Every line that holds "Muestra" should be shown.

-- start --

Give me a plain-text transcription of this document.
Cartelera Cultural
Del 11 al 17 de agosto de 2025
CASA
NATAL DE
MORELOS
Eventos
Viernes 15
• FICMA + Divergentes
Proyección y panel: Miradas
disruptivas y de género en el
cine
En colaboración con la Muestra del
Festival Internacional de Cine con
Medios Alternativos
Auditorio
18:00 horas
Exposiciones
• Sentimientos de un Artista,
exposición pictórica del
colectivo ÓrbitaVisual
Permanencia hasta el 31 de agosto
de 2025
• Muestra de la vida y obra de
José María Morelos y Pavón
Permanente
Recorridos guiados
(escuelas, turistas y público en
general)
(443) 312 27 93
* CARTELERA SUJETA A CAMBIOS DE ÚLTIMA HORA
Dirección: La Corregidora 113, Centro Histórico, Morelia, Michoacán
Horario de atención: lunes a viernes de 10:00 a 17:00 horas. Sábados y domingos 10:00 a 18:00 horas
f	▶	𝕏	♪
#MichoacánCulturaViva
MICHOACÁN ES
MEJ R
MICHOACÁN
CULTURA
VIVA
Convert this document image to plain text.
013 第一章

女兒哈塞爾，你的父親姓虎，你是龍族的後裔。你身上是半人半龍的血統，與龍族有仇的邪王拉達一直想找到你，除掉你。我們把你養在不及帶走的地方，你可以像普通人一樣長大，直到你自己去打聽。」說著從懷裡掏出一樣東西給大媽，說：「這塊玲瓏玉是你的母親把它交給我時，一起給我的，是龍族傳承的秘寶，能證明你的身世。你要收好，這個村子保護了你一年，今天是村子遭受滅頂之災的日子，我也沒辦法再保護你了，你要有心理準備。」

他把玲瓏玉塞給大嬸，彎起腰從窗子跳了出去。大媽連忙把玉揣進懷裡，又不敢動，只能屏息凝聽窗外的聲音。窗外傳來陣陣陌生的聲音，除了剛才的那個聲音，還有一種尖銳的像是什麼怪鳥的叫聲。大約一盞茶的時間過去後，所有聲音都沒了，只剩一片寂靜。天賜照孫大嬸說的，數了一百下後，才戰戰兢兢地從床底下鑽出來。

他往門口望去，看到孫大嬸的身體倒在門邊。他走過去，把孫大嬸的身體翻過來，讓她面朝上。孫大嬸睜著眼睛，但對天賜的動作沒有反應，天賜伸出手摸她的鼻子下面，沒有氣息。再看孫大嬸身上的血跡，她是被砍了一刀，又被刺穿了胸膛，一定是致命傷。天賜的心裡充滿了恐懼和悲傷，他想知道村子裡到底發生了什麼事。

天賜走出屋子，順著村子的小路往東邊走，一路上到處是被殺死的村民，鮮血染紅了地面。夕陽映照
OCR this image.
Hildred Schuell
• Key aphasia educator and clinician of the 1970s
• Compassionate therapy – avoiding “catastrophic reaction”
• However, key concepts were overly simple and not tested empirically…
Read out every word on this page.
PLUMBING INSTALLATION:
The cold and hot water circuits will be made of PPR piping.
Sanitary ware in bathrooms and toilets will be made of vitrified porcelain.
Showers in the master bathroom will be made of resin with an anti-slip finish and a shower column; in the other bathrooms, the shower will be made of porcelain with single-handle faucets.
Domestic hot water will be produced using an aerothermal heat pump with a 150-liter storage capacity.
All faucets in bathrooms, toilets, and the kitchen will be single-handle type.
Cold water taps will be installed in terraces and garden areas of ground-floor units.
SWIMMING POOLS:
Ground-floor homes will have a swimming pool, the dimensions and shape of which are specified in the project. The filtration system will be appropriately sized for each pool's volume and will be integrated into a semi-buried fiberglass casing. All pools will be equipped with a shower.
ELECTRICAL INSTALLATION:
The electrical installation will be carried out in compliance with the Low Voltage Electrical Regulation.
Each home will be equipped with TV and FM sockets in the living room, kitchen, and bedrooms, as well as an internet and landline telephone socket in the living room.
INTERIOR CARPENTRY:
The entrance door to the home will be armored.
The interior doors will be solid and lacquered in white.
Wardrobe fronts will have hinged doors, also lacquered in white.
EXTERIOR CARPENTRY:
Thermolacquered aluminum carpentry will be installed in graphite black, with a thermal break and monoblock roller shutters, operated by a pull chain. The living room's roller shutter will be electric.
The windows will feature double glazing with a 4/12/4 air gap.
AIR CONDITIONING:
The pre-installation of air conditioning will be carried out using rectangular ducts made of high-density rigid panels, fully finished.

-- end --

• _The reply_
En colaboración con la Muestra del
• Muestra de la vida y obra de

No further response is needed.